> Exercise materials:
▼
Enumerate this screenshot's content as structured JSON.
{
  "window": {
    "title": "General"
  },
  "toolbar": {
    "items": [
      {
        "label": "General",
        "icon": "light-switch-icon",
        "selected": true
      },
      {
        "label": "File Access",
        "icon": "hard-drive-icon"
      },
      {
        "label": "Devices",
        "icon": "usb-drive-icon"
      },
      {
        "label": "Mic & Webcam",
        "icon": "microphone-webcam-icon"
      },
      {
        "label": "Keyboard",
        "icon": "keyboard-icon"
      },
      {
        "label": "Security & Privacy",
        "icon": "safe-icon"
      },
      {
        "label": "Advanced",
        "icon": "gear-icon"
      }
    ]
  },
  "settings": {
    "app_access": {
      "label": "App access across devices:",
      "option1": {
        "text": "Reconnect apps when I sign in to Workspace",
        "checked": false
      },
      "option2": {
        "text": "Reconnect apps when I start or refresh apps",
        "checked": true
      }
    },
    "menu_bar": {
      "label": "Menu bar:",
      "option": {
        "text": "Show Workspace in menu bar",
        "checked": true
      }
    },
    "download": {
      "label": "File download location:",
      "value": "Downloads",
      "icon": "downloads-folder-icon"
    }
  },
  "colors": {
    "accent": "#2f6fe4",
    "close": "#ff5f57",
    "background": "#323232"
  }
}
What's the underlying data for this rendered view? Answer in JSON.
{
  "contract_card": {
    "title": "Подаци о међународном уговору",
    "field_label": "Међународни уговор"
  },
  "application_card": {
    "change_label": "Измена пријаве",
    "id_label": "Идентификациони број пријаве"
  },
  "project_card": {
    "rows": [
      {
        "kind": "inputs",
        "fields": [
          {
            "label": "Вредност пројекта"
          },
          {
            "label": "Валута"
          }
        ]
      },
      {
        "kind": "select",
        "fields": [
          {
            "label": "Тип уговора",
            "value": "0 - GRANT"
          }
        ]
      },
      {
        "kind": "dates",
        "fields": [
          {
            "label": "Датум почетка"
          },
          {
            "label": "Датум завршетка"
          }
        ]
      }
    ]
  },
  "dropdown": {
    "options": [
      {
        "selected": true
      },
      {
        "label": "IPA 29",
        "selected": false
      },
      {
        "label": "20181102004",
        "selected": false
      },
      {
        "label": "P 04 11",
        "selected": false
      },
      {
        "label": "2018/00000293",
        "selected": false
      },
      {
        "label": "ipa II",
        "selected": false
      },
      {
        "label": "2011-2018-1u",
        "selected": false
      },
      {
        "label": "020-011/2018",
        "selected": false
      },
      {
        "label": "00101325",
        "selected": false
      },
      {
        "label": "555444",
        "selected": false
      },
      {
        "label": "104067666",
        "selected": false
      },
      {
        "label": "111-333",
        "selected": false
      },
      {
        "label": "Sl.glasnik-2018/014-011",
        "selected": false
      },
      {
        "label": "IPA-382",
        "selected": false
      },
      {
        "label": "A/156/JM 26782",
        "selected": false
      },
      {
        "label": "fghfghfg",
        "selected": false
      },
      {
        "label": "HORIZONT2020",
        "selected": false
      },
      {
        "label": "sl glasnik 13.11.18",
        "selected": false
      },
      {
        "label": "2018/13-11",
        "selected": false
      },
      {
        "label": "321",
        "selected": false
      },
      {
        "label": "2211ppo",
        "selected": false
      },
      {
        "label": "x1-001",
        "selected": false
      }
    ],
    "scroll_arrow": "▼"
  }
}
▲
> Stated goal:
Output each entry precisely as given.

> Exercise answer:
Enumerate this screenshot's content as structured JSON.
{
  "window": {
    "title": "General"
  },
  "toolbar": {
    "items": [
      {
        "label": "General",
        "icon": "light-switch-icon",
        "selected": true
      },
      {
        "label": "File Access",
        "icon": "hard-drive-icon"
      },
      {
        "label": "Devices",
        "icon": "usb-drive-icon"
      },
      {
        "label": "Mic & Webcam",
        "icon": "microphone-webcam-icon"
      },
      {
        "label": "Keyboard",
        "icon": "keyboard-icon"
      },
      {
        "label": "Security & Privacy",
        "icon": "safe-icon"
      },
      {
        "label": "Advanced",
        "icon": "gear-icon"
      }
    ]
  },
  "settings": {
    "app_access": {
      "label": "App access across devices:",
      "option1": {
        "text": "Reconnect apps when I sign in to Workspace",
        "checked": false
      },
      "option2": {
        "text": "Reconnect apps when I start or refresh apps",
        "checked": true
      }
    },
    "menu_bar": {
      "label": "Menu bar:",
      "option": {
        "text": "Show Workspace in menu bar",
        "checked": true
      }
    },
    "download": {
      "label": "File download location:",
      "value": "Downloads",
      "icon": "downloads-folder-icon"
    }
  },
  "colors": {
    "accent": "#2f6fe4",
    "close": "#ff5f57",
    "background": "#323232"
  }
}
What's the underlying data for this rendered view? Answer in JSON.
{
  "contract_card": {
    "title": "Подаци о међународном уговору",
    "field_label": "Међународни уговор"
  },
  "application_card": {
    "change_label": "Измена пријаве",
    "id_label": "Идентификациони број пријаве"
  },
  "project_card": {
    "rows": [
      {
        "kind": "inputs",
        "fields": [
          {
            "label": "Вредност пројекта"
          },
          {
            "label": "Валута"
          }
        ]
      },
      {
        "kind": "select",
        "fields": [
          {
            "label": "Тип уговора",
            "value": "0 - GRANT"
          }
        ]
      },
      {
        "kind": "dates",
        "fields": [
          {
            "label": "Датум почетка"
          },
          {
            "label": "Датум завршетка"
          }
        ]
      }
    ]
  },
  "dropdown": {
    "options": [
      {
        "selected": true
      },
      {
        "label": "IPA 29",
        "selected": false
      },
      {
        "label": "20181102004",
        "selected": false
      },
      {
        "label": "P 04 11",
        "selected": false
      },
      {
        "label": "2018/00000293",
        "selected": false
      },
      {
        "label": "ipa II",
        "selected": false
      },
      {
        "label": "2011-2018-1u",
        "selected": false
      },
      {
        "label": "020-011/2018",
        "selected": false
      },
      {
        "label": "00101325",
        "selected": false
      },
      {
        "label": "555444",
        "selected": false
      },
      {
        "label": "104067666",
        "selected": false
      },
      {
        "label": "111-333",
        "selected": false
      },
      {
        "label": "Sl.glasnik-2018/014-011",
        "selected": false
      },
      {
        "label": "IPA-382",
        "selected": false
      },
      {
        "label": "A/156/JM 26782",
        "selected": false
      },
      {
        "label": "fghfghfg",
        "selected": false
      },
      {
        "label": "HORIZONT2020",
        "selected": false
      },
      {
        "label": "sl glasnik 13.11.18",
        "selected": false
      },
      {
        "label": "2018/13-11",
        "selected": false
      },
      {
        "label": "321",
        "selected": false
      },
      {
        "label": "2211ppo",
        "selected": false
      },
      {
        "label": "x1-001",
        "selected": false
      }
    ],
    "scroll_arrow": "▼"
  }
}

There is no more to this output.